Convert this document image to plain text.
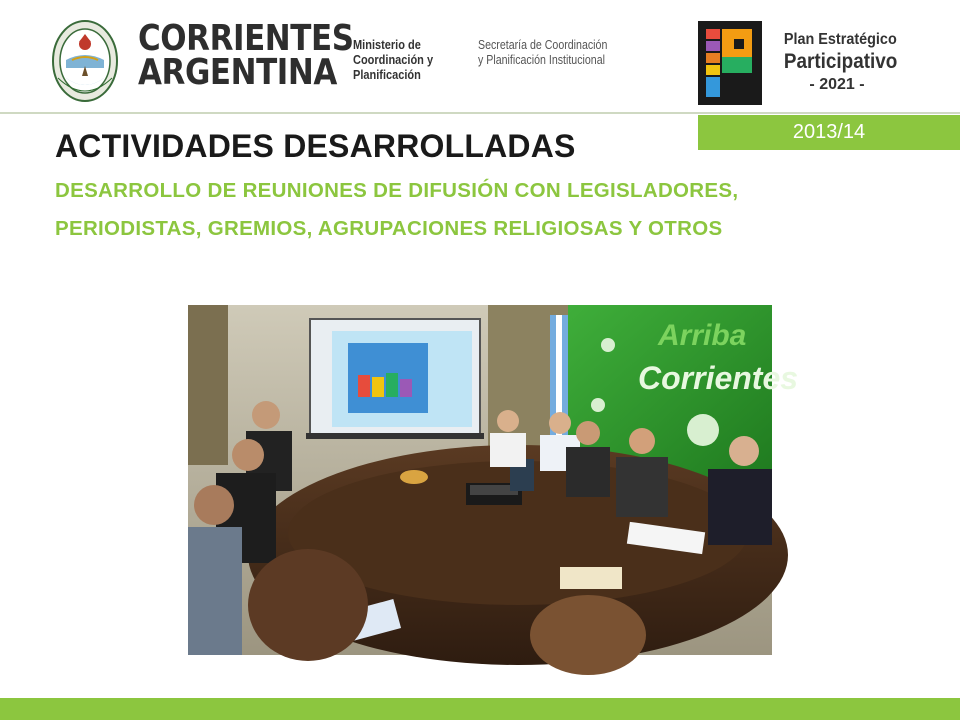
CORRIENTES
ARGENTINA
Ministerio de
Coordinación y
Planificación
Secretaría de Coordinación
y Planificación Institucional
Plan Estratégico
Participativo
- 2021 -
2013/14
ACTIVIDADES DESARROLLADAS
DESARROLLO DE REUNIONES DE DIFUSIÓN CON LEGISLADORES, PERIODISTAS, GREMIOS, AGRUPACIONES RELIGIOSAS Y OTROS
Arriba
Corrientes
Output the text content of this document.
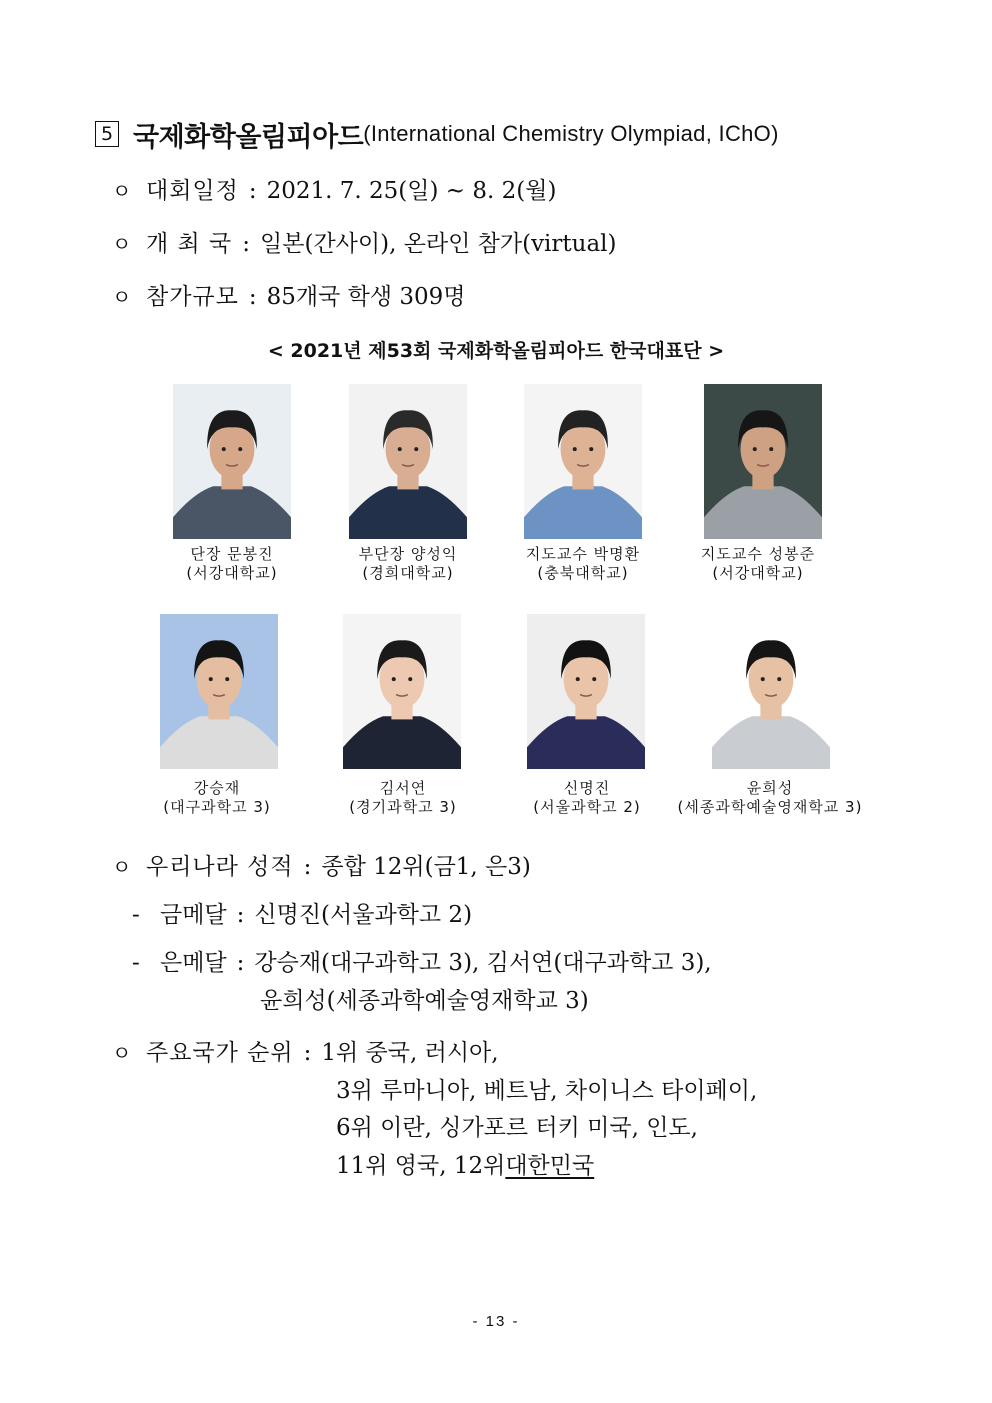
5 국제화학올림피아드 (International Chemistry Olympiad, IChO)
ㅇ 대회일정 : 2021. 7. 25(일) ~ 8. 2(월)
ㅇ 개 최 국 : 일본(간사이), 온라인 참가(virtual)
ㅇ 참가규모 : 85개국 학생 309명
< 2021년 제53회 국제화학올림피아드 한국대표단 >
단장 문봉진
(서강대학교)
부단장 양성익
(경희대학교)
지도교수 박명환
(충북대학교)
지도교수 성봉준
(서강대학교)
강승재
(대구과학고 3)
김서연
(경기과학고 3)
신명진
(서울과학고 2)
윤희성
(세종과학예술영재학교 3)
ㅇ 우리나라 성적 : 종합 12위(금1, 은3)
- 금메달 : 신명진(서울과학고 2)
- 은메달 : 강승재(대구과학고 3), 김서연(대구과학고 3),
윤희성(세종과학예술영재학교 3)
ㅇ 주요국가 순위 : 1위 중국, 러시아,
3위 루마니아, 베트남, 차이니스 타이페이,
6위 이란, 싱가포르 터키 미국, 인도,
11위 영국, 12위 대한민국
- 13 -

+++

> _What you are asked to do_:
Leaving out every picture, copy exactly the lines from the one that contains "Output the text content of this document." through the end of the entries above.

> _Answer for this exercise_:
Output the text content of this document.
5 국제화학올림피아드 (International Chemistry Olympiad, IChO)
ㅇ 대회일정 : 2021. 7. 25(일) ~ 8. 2(월)
ㅇ 개 최 국 : 일본(간사이), 온라인 참가(virtual)
ㅇ 참가규모 : 85개국 학생 309명
< 2021년 제53회 국제화학올림피아드 한국대표단 >
단장 문봉진
(서강대학교)
부단장 양성익
(경희대학교)
지도교수 박명환
(충북대학교)
지도교수 성봉준
(서강대학교)
강승재
(대구과학고 3)
김서연
(경기과학고 3)
신명진
(서울과학고 2)
윤희성
(세종과학예술영재학교 3)
ㅇ 우리나라 성적 : 종합 12위(금1, 은3)
- 금메달 : 신명진(서울과학고 2)
- 은메달 : 강승재(대구과학고 3), 김서연(대구과학고 3),
윤희성(세종과학예술영재학교 3)
ㅇ 주요국가 순위 : 1위 중국, 러시아,
3위 루마니아, 베트남, 차이니스 타이페이,
6위 이란, 싱가포르 터키 미국, 인도,
11위 영국, 12위 대한민국
- 13 -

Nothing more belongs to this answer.